**Work item**.
Reading the listing that follows, count the lines where "state" appears, and answer with only that count.

**Data shown**.
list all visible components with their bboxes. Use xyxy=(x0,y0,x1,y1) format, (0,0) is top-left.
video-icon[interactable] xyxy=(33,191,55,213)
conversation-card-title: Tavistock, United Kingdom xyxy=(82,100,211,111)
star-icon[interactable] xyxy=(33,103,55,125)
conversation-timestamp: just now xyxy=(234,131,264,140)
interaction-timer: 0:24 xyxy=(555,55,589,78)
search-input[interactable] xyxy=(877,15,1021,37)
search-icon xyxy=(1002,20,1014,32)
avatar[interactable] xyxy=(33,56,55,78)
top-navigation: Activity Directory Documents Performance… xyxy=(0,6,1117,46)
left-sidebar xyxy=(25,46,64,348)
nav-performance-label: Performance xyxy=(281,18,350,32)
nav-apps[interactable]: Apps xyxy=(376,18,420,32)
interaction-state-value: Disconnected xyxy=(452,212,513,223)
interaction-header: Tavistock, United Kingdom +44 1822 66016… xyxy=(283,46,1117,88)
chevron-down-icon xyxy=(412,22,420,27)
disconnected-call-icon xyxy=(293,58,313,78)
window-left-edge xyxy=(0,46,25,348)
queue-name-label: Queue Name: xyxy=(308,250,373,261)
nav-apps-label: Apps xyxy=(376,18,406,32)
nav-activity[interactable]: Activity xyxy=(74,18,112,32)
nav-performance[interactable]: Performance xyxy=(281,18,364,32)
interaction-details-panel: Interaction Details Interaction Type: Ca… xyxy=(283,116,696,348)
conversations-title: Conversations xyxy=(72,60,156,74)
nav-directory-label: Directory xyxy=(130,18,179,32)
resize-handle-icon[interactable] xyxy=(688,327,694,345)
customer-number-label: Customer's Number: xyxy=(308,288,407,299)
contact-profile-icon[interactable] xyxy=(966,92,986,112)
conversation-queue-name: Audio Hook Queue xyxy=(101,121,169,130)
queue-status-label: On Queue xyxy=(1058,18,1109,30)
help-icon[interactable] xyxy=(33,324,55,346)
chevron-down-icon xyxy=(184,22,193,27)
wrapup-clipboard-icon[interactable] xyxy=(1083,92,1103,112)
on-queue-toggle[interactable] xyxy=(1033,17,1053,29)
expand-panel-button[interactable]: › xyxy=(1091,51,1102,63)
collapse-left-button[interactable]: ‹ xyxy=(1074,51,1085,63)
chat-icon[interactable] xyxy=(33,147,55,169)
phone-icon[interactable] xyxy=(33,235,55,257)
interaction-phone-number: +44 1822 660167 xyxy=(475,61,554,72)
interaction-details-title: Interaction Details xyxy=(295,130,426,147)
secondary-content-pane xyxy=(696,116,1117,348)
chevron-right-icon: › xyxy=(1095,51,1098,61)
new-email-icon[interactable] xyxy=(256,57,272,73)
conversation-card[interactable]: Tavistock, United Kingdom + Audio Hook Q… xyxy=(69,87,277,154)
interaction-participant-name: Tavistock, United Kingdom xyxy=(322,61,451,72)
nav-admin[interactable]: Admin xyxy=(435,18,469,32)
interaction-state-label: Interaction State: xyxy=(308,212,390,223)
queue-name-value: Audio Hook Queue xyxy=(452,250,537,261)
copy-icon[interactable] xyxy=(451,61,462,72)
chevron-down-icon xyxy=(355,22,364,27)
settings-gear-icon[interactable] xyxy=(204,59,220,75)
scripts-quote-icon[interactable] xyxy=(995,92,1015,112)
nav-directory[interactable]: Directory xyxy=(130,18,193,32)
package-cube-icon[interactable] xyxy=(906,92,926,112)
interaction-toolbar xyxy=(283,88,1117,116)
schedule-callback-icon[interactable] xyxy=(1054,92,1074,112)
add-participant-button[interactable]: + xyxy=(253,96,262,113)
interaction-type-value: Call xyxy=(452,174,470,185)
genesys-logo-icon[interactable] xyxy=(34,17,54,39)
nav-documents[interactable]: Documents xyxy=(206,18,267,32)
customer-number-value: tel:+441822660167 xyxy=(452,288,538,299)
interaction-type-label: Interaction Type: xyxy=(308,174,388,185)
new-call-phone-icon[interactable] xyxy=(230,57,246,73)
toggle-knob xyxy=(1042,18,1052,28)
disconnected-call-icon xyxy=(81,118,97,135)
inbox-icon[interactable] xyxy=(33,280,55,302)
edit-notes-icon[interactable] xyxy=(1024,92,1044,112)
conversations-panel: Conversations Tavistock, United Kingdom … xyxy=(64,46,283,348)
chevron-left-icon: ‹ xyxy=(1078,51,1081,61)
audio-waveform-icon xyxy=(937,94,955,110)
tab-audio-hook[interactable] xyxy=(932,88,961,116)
==
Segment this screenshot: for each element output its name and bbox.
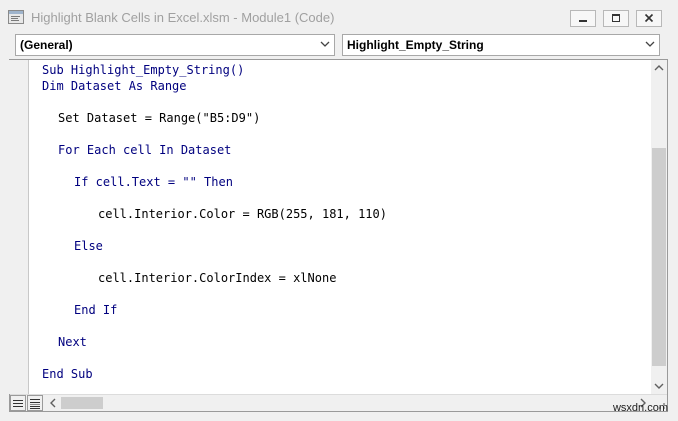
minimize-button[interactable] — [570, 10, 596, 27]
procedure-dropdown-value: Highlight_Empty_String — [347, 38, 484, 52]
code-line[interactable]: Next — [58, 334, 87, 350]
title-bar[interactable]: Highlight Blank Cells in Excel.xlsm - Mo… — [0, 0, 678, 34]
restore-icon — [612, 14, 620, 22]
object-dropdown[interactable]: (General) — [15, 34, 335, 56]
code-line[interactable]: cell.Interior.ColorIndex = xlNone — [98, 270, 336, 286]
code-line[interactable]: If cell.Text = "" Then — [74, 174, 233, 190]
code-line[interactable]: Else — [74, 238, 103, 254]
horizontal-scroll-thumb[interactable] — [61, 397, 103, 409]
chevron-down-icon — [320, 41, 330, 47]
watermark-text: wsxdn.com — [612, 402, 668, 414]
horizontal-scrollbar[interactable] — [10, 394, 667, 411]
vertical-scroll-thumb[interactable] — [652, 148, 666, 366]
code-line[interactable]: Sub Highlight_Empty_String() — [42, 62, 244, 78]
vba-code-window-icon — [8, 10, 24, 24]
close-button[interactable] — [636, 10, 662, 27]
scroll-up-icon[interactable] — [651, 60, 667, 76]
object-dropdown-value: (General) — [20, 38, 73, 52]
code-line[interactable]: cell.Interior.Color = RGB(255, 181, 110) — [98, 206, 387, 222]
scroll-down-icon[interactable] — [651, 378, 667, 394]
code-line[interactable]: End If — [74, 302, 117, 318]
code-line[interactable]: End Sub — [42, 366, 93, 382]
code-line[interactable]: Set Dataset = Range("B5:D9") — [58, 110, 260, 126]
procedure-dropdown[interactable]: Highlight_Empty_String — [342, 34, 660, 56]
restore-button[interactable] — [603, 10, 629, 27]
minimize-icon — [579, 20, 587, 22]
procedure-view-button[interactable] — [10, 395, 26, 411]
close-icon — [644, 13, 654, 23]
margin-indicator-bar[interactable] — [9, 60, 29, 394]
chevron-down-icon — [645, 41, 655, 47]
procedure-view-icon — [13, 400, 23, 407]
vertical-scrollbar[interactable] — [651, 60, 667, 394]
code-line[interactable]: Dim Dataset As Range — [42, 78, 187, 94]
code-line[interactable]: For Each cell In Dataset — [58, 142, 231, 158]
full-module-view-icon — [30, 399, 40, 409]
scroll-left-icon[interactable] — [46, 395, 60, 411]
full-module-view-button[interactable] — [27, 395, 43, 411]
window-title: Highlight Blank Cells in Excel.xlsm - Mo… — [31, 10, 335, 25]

**Answer below**.
2